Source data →
· · · ·
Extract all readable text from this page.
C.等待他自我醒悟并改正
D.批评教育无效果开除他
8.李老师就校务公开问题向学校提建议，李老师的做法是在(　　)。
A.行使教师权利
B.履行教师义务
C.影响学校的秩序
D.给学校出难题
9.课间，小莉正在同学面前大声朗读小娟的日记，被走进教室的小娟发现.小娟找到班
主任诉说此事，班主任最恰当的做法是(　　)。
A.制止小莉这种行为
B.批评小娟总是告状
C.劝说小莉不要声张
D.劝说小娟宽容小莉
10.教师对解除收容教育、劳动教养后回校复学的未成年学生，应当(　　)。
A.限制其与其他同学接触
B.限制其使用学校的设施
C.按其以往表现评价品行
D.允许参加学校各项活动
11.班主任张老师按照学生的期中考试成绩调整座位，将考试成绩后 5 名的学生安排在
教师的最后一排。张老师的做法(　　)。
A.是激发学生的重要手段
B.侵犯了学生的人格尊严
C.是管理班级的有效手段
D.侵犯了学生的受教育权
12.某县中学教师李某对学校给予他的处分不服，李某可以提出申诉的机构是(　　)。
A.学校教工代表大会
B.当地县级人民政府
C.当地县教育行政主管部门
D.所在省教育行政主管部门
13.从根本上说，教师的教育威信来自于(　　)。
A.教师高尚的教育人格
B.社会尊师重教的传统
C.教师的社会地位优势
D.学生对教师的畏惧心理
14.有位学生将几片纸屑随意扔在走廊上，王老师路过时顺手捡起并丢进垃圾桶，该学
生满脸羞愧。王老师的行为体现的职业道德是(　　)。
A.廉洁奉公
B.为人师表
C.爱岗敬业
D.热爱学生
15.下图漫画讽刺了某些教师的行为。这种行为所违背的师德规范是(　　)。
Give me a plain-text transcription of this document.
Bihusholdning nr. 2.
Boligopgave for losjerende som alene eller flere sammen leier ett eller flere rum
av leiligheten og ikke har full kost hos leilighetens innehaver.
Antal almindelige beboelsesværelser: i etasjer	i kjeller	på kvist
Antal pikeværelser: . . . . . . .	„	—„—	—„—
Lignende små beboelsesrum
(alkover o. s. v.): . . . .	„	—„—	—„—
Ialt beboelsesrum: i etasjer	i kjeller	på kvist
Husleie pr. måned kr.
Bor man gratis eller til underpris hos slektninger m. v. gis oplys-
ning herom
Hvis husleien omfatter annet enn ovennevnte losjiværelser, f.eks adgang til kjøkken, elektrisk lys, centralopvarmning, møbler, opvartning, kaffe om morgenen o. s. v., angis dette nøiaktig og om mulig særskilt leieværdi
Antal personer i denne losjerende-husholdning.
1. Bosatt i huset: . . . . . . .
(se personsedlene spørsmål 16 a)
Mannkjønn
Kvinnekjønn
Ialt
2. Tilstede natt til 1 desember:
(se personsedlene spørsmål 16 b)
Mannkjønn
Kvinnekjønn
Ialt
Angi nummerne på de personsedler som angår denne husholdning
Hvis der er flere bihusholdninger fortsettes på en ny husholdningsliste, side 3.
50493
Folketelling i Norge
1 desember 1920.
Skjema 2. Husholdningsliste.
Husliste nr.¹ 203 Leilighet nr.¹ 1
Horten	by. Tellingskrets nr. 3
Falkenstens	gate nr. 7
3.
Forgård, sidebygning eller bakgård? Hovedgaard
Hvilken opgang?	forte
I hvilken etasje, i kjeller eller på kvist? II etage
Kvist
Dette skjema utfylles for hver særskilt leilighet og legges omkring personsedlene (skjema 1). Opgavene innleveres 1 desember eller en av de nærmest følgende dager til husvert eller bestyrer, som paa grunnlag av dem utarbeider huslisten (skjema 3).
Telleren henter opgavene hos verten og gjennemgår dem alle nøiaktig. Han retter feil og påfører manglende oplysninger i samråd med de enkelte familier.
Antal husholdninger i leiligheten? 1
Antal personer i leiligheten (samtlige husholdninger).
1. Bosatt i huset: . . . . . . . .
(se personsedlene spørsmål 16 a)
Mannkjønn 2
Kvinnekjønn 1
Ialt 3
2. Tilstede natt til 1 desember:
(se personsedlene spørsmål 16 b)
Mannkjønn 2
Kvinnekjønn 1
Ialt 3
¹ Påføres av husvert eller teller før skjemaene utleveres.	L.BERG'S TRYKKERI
· · · ·
WHAT THE TASK REQUIRES →
Pick out the lines containing the string "leiligheten" and show them.

RESPONSE TO THIS EXERCISE →
av leiligheten og ikke har full kost hos leilighetens innehaver.
Antal husholdninger i leiligheten? 1
Antal personer i leiligheten (samtlige husholdninger).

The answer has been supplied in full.